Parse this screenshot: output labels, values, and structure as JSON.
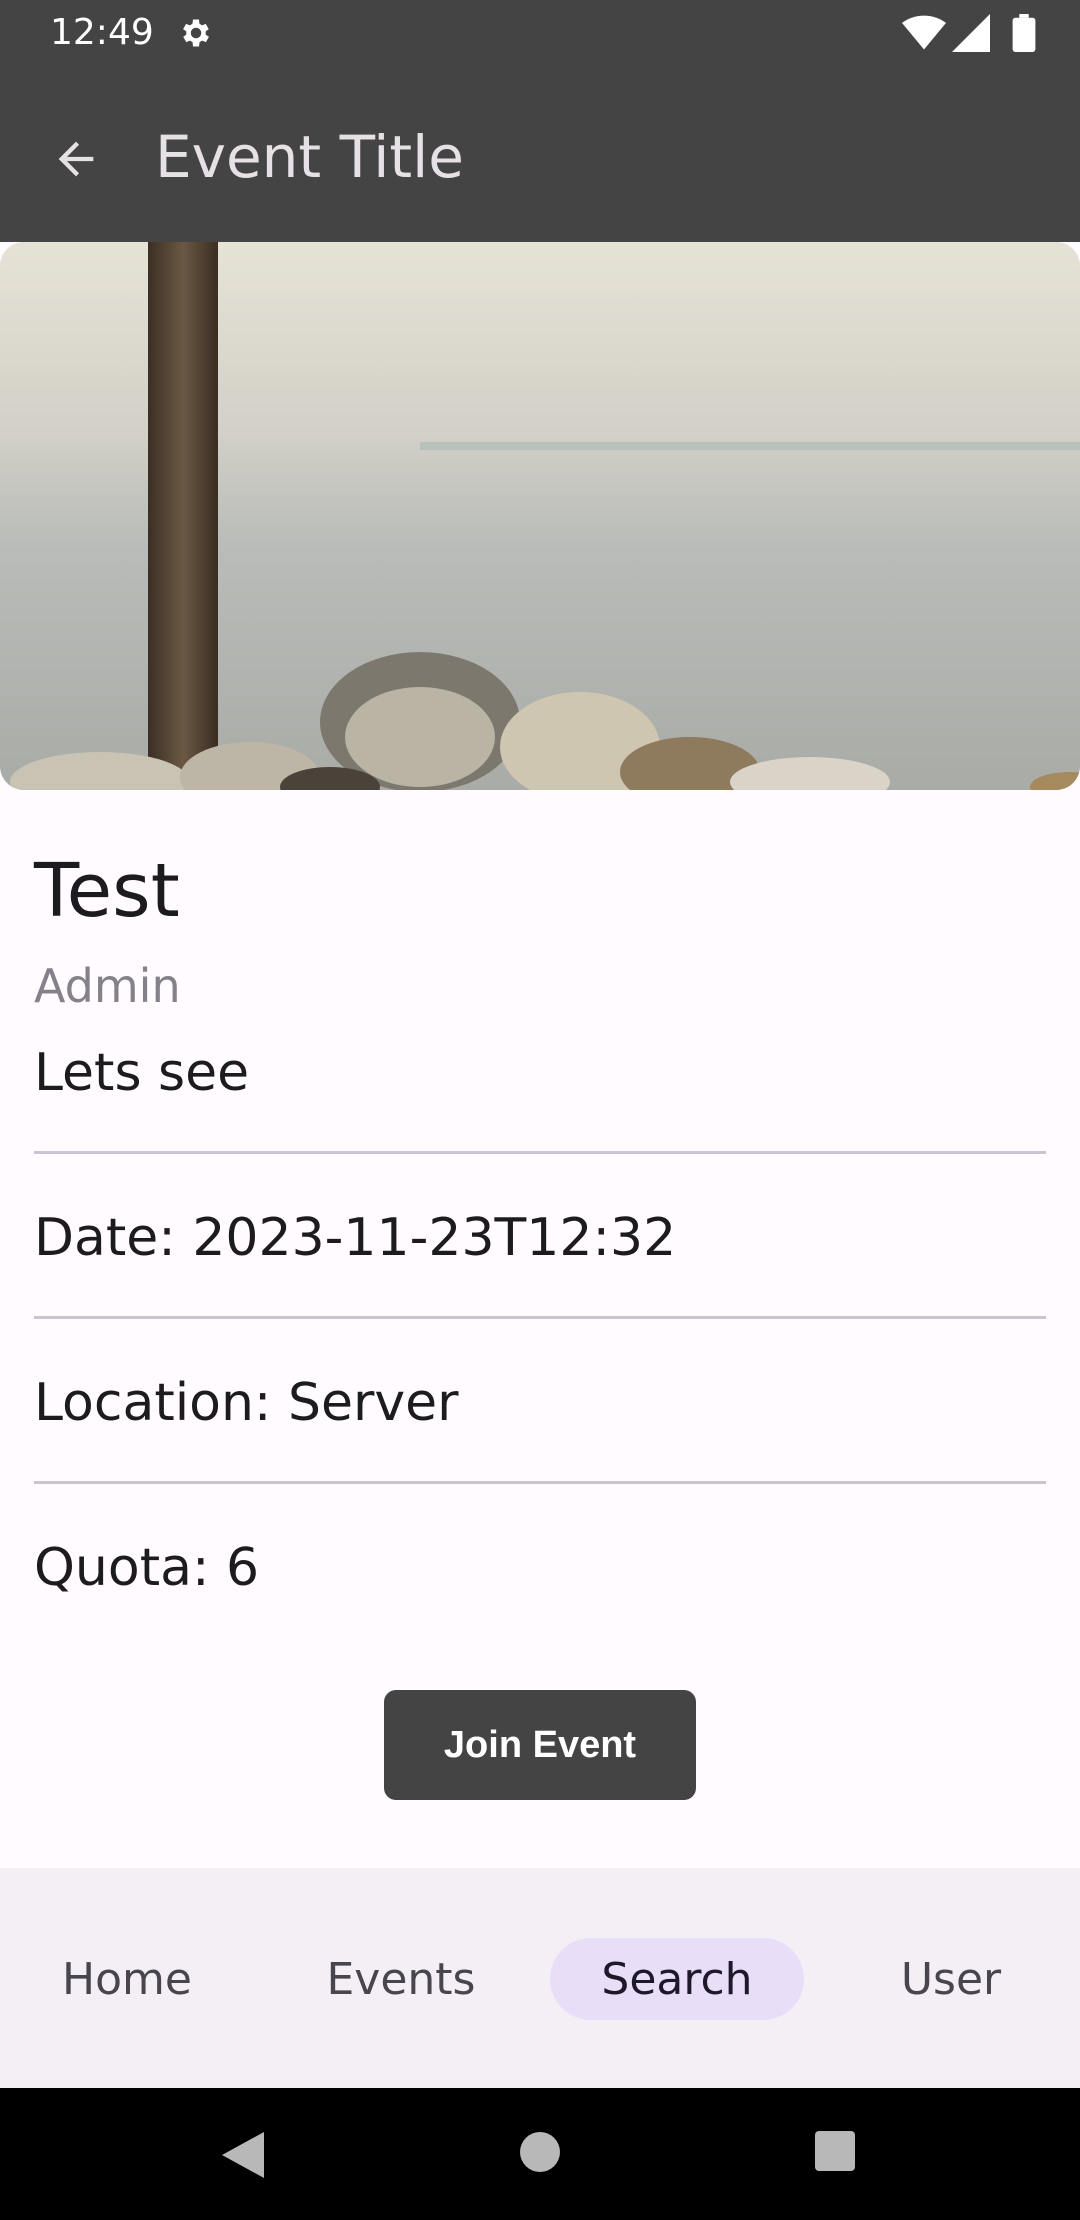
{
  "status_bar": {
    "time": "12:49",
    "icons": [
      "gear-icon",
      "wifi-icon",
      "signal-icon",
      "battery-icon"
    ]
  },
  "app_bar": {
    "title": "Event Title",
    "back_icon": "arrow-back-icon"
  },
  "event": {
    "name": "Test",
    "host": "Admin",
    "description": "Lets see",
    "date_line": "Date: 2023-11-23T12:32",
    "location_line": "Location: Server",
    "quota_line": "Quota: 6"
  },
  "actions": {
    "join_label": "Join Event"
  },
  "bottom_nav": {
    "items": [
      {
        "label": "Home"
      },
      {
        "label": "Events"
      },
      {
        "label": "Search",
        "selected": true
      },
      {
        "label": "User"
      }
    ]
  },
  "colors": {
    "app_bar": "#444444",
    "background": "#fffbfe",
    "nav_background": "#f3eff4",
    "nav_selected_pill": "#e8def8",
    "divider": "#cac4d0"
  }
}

◆ ◆ ◆

== WHAT YOU ARE ASKED TO DO ==
Transcribe the listing in full. Omit the pictures and keep every line exact.

== RESPONSE TO THIS TASK ==
Parse this screenshot: output labels, values, and structure as JSON.
{
  "status_bar": {
    "time": "12:49",
    "icons": [
      "gear-icon",
      "wifi-icon",
      "signal-icon",
      "battery-icon"
    ]
  },
  "app_bar": {
    "title": "Event Title",
    "back_icon": "arrow-back-icon"
  },
  "event": {
    "name": "Test",
    "host": "Admin",
    "description": "Lets see",
    "date_line": "Date: 2023-11-23T12:32",
    "location_line": "Location: Server",
    "quota_line": "Quota: 6"
  },
  "actions": {
    "join_label": "Join Event"
  },
  "bottom_nav": {
    "items": [
      {
        "label": "Home"
      },
      {
        "label": "Events"
      },
      {
        "label": "Search",
        "selected": true
      },
      {
        "label": "User"
      }
    ]
  },
  "colors": {
    "app_bar": "#444444",
    "background": "#fffbfe",
    "nav_background": "#f3eff4",
    "nav_selected_pill": "#e8def8",
    "divider": "#cac4d0"
  }
}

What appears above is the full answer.